--- Begin Supplied entries ---

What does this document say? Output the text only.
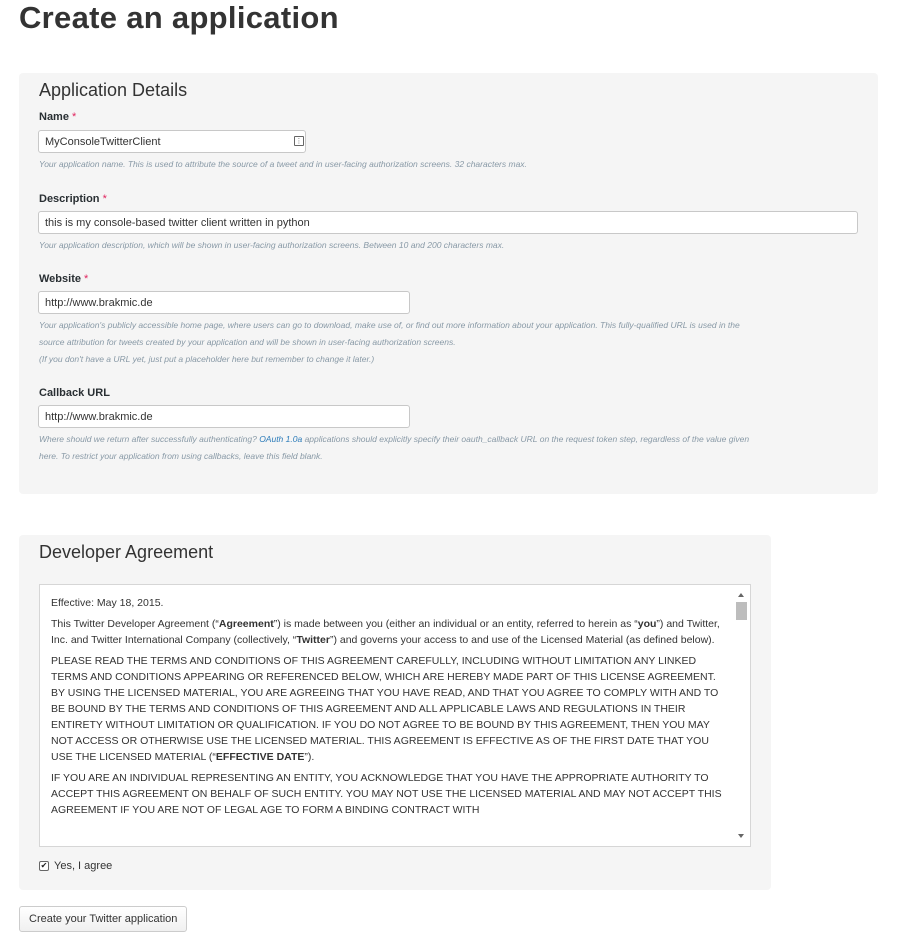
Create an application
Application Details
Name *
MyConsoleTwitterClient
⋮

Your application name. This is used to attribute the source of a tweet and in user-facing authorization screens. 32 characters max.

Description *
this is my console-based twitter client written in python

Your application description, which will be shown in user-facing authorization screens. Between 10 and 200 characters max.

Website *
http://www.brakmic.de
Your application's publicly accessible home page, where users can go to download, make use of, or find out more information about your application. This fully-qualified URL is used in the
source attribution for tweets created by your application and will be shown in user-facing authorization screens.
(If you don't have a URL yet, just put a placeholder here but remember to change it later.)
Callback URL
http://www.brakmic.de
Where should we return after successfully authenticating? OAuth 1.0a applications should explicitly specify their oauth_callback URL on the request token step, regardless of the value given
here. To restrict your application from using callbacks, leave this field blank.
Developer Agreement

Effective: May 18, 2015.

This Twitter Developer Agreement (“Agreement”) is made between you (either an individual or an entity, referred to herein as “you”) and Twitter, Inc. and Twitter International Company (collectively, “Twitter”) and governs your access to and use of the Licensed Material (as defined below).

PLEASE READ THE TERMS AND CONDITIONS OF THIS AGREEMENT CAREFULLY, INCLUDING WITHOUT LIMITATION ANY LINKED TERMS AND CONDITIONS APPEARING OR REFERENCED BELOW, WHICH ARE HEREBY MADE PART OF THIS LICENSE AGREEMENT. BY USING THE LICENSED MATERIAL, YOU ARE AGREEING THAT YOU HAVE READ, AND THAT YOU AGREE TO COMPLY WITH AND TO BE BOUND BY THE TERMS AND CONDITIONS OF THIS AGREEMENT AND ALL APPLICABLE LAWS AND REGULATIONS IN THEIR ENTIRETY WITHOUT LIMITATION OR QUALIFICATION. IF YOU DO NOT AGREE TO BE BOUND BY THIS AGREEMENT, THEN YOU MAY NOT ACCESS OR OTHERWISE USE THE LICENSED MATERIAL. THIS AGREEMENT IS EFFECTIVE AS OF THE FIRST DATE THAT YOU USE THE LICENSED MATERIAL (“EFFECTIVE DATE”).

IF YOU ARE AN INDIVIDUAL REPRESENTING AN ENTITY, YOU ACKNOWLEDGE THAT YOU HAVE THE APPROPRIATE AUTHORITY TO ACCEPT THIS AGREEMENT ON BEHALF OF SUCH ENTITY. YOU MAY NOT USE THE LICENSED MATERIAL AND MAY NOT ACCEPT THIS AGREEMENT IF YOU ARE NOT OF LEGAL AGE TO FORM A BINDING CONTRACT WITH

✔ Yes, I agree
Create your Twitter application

--- End Supplied entries ---
--- Begin Supplied entries ---

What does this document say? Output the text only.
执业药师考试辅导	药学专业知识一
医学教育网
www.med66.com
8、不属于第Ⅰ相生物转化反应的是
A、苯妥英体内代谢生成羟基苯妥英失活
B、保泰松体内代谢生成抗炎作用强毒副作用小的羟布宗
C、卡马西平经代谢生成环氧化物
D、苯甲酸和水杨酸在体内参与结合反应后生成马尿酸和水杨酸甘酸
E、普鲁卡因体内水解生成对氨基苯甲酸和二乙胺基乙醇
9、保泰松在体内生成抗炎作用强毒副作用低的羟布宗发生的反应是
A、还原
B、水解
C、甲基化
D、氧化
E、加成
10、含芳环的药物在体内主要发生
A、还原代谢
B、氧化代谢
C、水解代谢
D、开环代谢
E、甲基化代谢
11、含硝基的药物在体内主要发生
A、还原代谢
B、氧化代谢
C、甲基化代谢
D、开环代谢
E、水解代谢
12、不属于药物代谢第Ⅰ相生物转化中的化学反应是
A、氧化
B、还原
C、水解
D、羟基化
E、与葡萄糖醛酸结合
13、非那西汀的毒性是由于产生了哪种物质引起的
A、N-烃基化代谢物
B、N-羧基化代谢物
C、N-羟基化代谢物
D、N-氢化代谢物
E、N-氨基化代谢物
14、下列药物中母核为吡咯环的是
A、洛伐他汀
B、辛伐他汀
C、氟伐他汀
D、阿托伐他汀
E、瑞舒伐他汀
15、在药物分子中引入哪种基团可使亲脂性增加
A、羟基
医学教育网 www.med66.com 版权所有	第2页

--- End Supplied entries ---

Lines holding the word "shown" should be counted across the entries; state only how many there are.

2